GIVEN TASK: Transcribe the listing that follows in full, omitting pictures.

---------- DATASET RECORDS

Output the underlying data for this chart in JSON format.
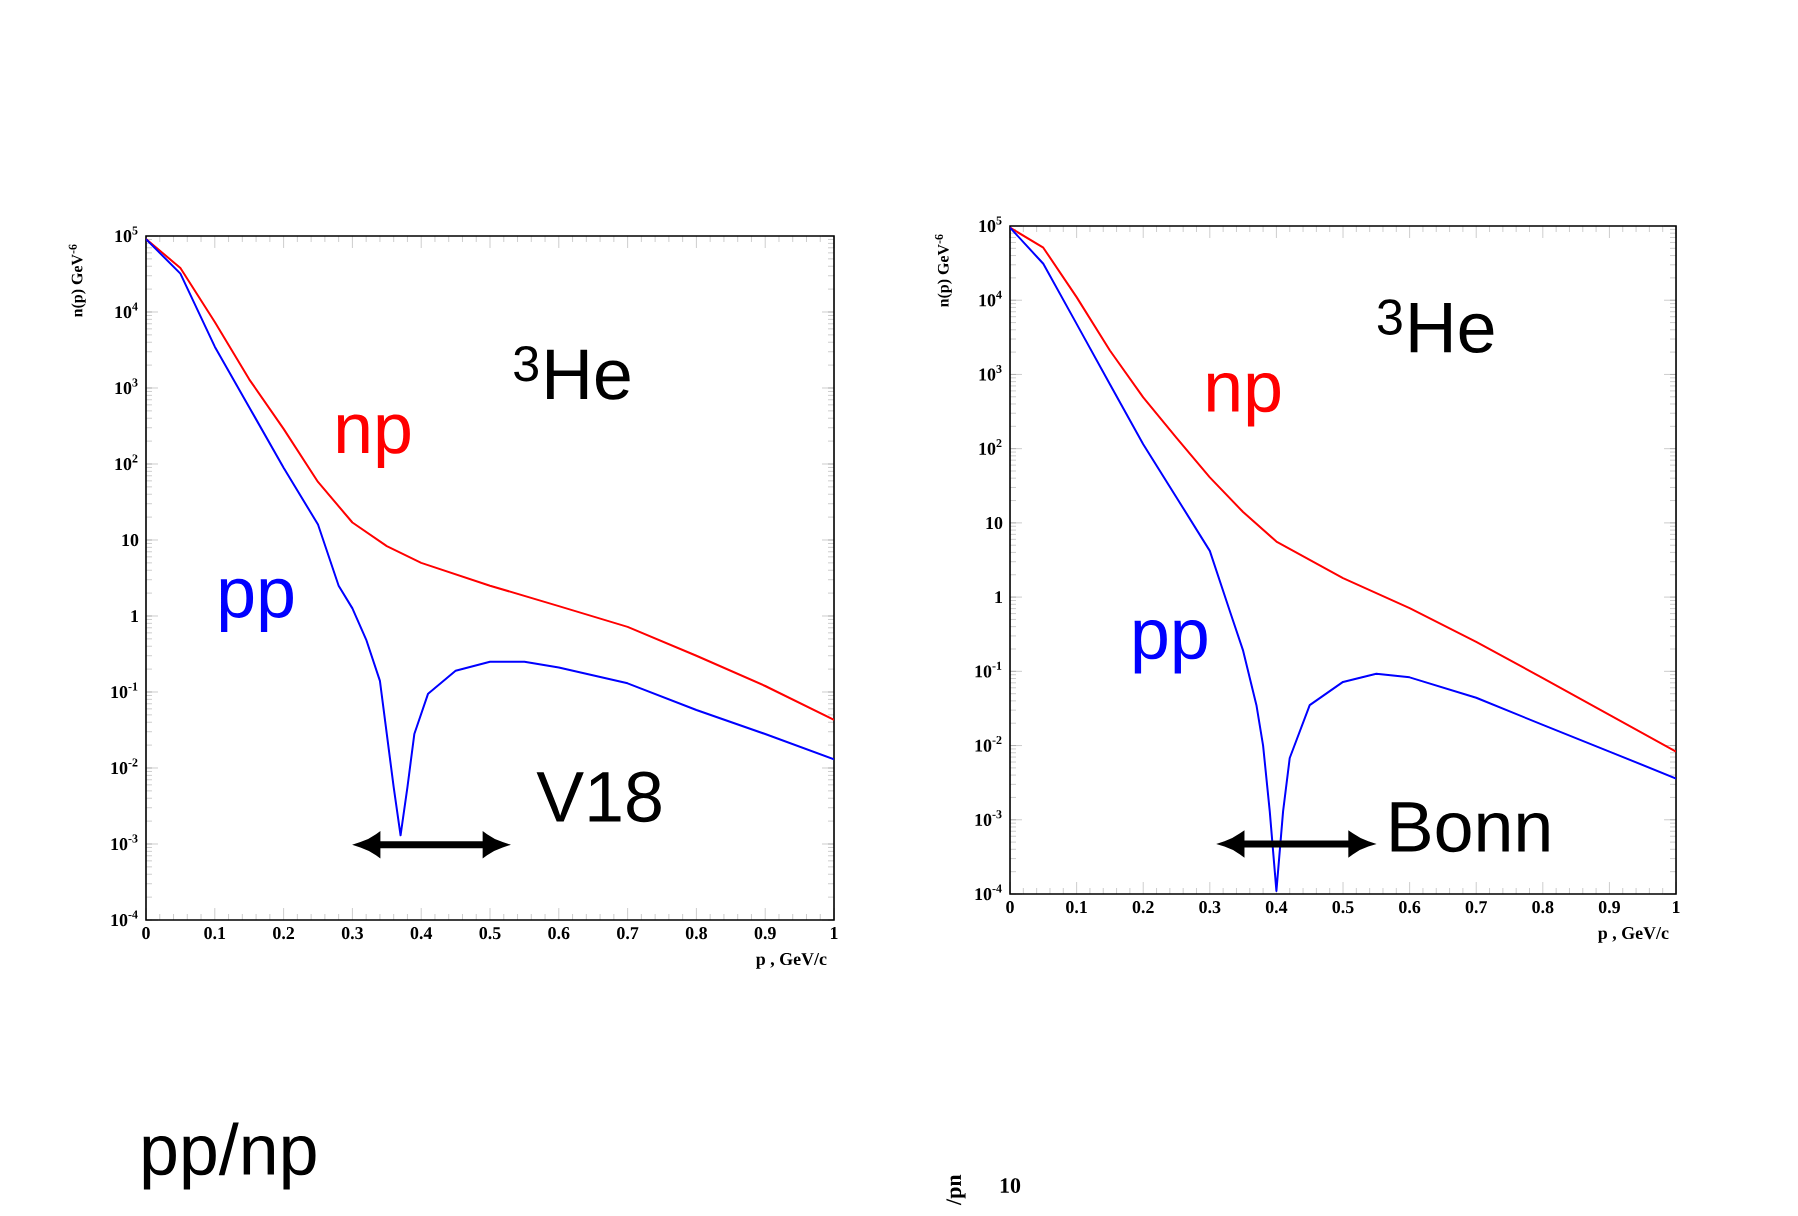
{
  "chart_data": [
    {
      "type": "line",
      "xlabel": "p , GeV/c",
      "ylabel": "n(p) GeV$^{-6}$",
      "log": "y",
      "xlim": [
        0,
        1
      ],
      "ylim": [
        0.0001,
        100000
      ],
      "xticks": [
        0,
        0.1,
        0.2,
        0.3,
        0.4,
        0.5,
        0.6,
        0.7,
        0.8,
        0.9,
        1
      ],
      "yticks": [
        {
          "value": 0.0001,
          "label": "10$^{-4}$"
        },
        {
          "value": 0.001,
          "label": "10$^{-3}$"
        },
        {
          "value": 0.01,
          "label": "10$^{-2}$"
        },
        {
          "value": 0.1,
          "label": "10$^{-1}$"
        },
        {
          "value": 1,
          "label": "1"
        },
        {
          "value": 10,
          "label": "10"
        },
        {
          "value": 100,
          "label": "10$^{2}$"
        },
        {
          "value": 1000,
          "label": "10$^{3}$"
        },
        {
          "value": 10000,
          "label": "10$^{4}$"
        },
        {
          "value": 100000,
          "label": "10$^{5}$"
        }
      ],
      "annotations": [
        "$^{3}$He",
        "V18"
      ],
      "series": [
        {
          "name": "np",
          "color": "#ff0000",
          "x": [
            0,
            0.05,
            0.1,
            0.15,
            0.2,
            0.25,
            0.3,
            0.35,
            0.4,
            0.5,
            0.6,
            0.7,
            0.8,
            0.9,
            1
          ],
          "values": [
            91000,
            38000,
            7400,
            1300,
            290,
            58,
            17,
            8.3,
            5.0,
            2.5,
            1.35,
            0.72,
            0.3,
            0.12,
            0.043
          ]
        },
        {
          "name": "pp",
          "color": "#0000ff",
          "x": [
            0,
            0.05,
            0.1,
            0.15,
            0.2,
            0.25,
            0.28,
            0.3,
            0.32,
            0.34,
            0.36,
            0.37,
            0.38,
            0.39,
            0.41,
            0.45,
            0.5,
            0.55,
            0.6,
            0.7,
            0.8,
            0.9,
            1
          ],
          "values": [
            91000,
            32000,
            3500,
            560,
            89,
            16,
            2.5,
            1.26,
            0.49,
            0.14,
            0.0056,
            0.0013,
            0.0056,
            0.028,
            0.095,
            0.19,
            0.25,
            0.25,
            0.21,
            0.13,
            0.058,
            0.028,
            0.013
          ]
        }
      ]
    },
    {
      "type": "line",
      "xlabel": "p , GeV/c",
      "ylabel": "n(p) GeV$^{-6}$",
      "log": "y",
      "xlim": [
        0,
        1
      ],
      "ylim": [
        0.0001,
        100000
      ],
      "xticks": [
        0,
        0.1,
        0.2,
        0.3,
        0.4,
        0.5,
        0.6,
        0.7,
        0.8,
        0.9,
        1
      ],
      "yticks": [
        {
          "value": 0.0001,
          "label": "10$^{-4}$"
        },
        {
          "value": 0.001,
          "label": "10$^{-3}$"
        },
        {
          "value": 0.01,
          "label": "10$^{-2}$"
        },
        {
          "value": 0.1,
          "label": "10$^{-1}$"
        },
        {
          "value": 1,
          "label": "1"
        },
        {
          "value": 10,
          "label": "10"
        },
        {
          "value": 100,
          "label": "10$^{2}$"
        },
        {
          "value": 1000,
          "label": "10$^{3}$"
        },
        {
          "value": 10000,
          "label": "10$^{4}$"
        },
        {
          "value": 100000,
          "label": "10$^{5}$"
        }
      ],
      "annotations": [
        "$^{3}$He",
        "Bonn"
      ],
      "series": [
        {
          "name": "np",
          "color": "#ff0000",
          "x": [
            0,
            0.05,
            0.1,
            0.15,
            0.2,
            0.25,
            0.3,
            0.35,
            0.4,
            0.5,
            0.6,
            0.7,
            0.8,
            0.9,
            1
          ],
          "values": [
            95000,
            51000,
            11000,
            2100,
            490,
            140,
            41,
            14,
            5.6,
            1.8,
            0.71,
            0.25,
            0.081,
            0.026,
            0.0083
          ]
        },
        {
          "name": "pp",
          "color": "#0000ff",
          "x": [
            0,
            0.05,
            0.1,
            0.15,
            0.2,
            0.25,
            0.3,
            0.33,
            0.35,
            0.37,
            0.38,
            0.39,
            0.4,
            0.41,
            0.42,
            0.45,
            0.5,
            0.55,
            0.6,
            0.7,
            0.8,
            0.9,
            1
          ],
          "values": [
            95000,
            31000,
            4800,
            740,
            115,
            22,
            4.2,
            0.65,
            0.19,
            0.035,
            0.01,
            0.0013,
            0.00011,
            0.0013,
            0.0068,
            0.035,
            0.072,
            0.093,
            0.083,
            0.044,
            0.019,
            0.0083,
            0.0036
          ]
        }
      ]
    },
    {
      "type": "other",
      "title": "pp/np",
      "annotations": [
        "10",
        "/pn"
      ]
    }
  ]
}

--------------------

SOLVED PROBLEM:
Output the underlying data for this chart in JSON format.
{
  "chart_data": [
    {
      "type": "line",
      "xlabel": "p , GeV/c",
      "ylabel": "n(p) GeV$^{-6}$",
      "log": "y",
      "xlim": [
        0,
        1
      ],
      "ylim": [
        0.0001,
        100000
      ],
      "xticks": [
        0,
        0.1,
        0.2,
        0.3,
        0.4,
        0.5,
        0.6,
        0.7,
        0.8,
        0.9,
        1
      ],
      "yticks": [
        {
          "value": 0.0001,
          "label": "10$^{-4}$"
        },
        {
          "value": 0.001,
          "label": "10$^{-3}$"
        },
        {
          "value": 0.01,
          "label": "10$^{-2}$"
        },
        {
          "value": 0.1,
          "label": "10$^{-1}$"
        },
        {
          "value": 1,
          "label": "1"
        },
        {
          "value": 10,
          "label": "10"
        },
        {
          "value": 100,
          "label": "10$^{2}$"
        },
        {
          "value": 1000,
          "label": "10$^{3}$"
        },
        {
          "value": 10000,
          "label": "10$^{4}$"
        },
        {
          "value": 100000,
          "label": "10$^{5}$"
        }
      ],
      "annotations": [
        "$^{3}$He",
        "V18"
      ],
      "series": [
        {
          "name": "np",
          "color": "#ff0000",
          "x": [
            0,
            0.05,
            0.1,
            0.15,
            0.2,
            0.25,
            0.3,
            0.35,
            0.4,
            0.5,
            0.6,
            0.7,
            0.8,
            0.9,
            1
          ],
          "values": [
            91000,
            38000,
            7400,
            1300,
            290,
            58,
            17,
            8.3,
            5.0,
            2.5,
            1.35,
            0.72,
            0.3,
            0.12,
            0.043
          ]
        },
        {
          "name": "pp",
          "color": "#0000ff",
          "x": [
            0,
            0.05,
            0.1,
            0.15,
            0.2,
            0.25,
            0.28,
            0.3,
            0.32,
            0.34,
            0.36,
            0.37,
            0.38,
            0.39,
            0.41,
            0.45,
            0.5,
            0.55,
            0.6,
            0.7,
            0.8,
            0.9,
            1
          ],
          "values": [
            91000,
            32000,
            3500,
            560,
            89,
            16,
            2.5,
            1.26,
            0.49,
            0.14,
            0.0056,
            0.0013,
            0.0056,
            0.028,
            0.095,
            0.19,
            0.25,
            0.25,
            0.21,
            0.13,
            0.058,
            0.028,
            0.013
          ]
        }
      ]
    },
    {
      "type": "line",
      "xlabel": "p , GeV/c",
      "ylabel": "n(p) GeV$^{-6}$",
      "log": "y",
      "xlim": [
        0,
        1
      ],
      "ylim": [
        0.0001,
        100000
      ],
      "xticks": [
        0,
        0.1,
        0.2,
        0.3,
        0.4,
        0.5,
        0.6,
        0.7,
        0.8,
        0.9,
        1
      ],
      "yticks": [
        {
          "value": 0.0001,
          "label": "10$^{-4}$"
        },
        {
          "value": 0.001,
          "label": "10$^{-3}$"
        },
        {
          "value": 0.01,
          "label": "10$^{-2}$"
        },
        {
          "value": 0.1,
          "label": "10$^{-1}$"
        },
        {
          "value": 1,
          "label": "1"
        },
        {
          "value": 10,
          "label": "10"
        },
        {
          "value": 100,
          "label": "10$^{2}$"
        },
        {
          "value": 1000,
          "label": "10$^{3}$"
        },
        {
          "value": 10000,
          "label": "10$^{4}$"
        },
        {
          "value": 100000,
          "label": "10$^{5}$"
        }
      ],
      "annotations": [
        "$^{3}$He",
        "Bonn"
      ],
      "series": [
        {
          "name": "np",
          "color": "#ff0000",
          "x": [
            0,
            0.05,
            0.1,
            0.15,
            0.2,
            0.25,
            0.3,
            0.35,
            0.4,
            0.5,
            0.6,
            0.7,
            0.8,
            0.9,
            1
          ],
          "values": [
            95000,
            51000,
            11000,
            2100,
            490,
            140,
            41,
            14,
            5.6,
            1.8,
            0.71,
            0.25,
            0.081,
            0.026,
            0.0083
          ]
        },
        {
          "name": "pp",
          "color": "#0000ff",
          "x": [
            0,
            0.05,
            0.1,
            0.15,
            0.2,
            0.25,
            0.3,
            0.33,
            0.35,
            0.37,
            0.38,
            0.39,
            0.4,
            0.41,
            0.42,
            0.45,
            0.5,
            0.55,
            0.6,
            0.7,
            0.8,
            0.9,
            1
          ],
          "values": [
            95000,
            31000,
            4800,
            740,
            115,
            22,
            4.2,
            0.65,
            0.19,
            0.035,
            0.01,
            0.0013,
            0.00011,
            0.0013,
            0.0068,
            0.035,
            0.072,
            0.093,
            0.083,
            0.044,
            0.019,
            0.0083,
            0.0036
          ]
        }
      ]
    },
    {
      "type": "other",
      "title": "pp/np",
      "annotations": [
        "10",
        "/pn"
      ]
    }
  ]
}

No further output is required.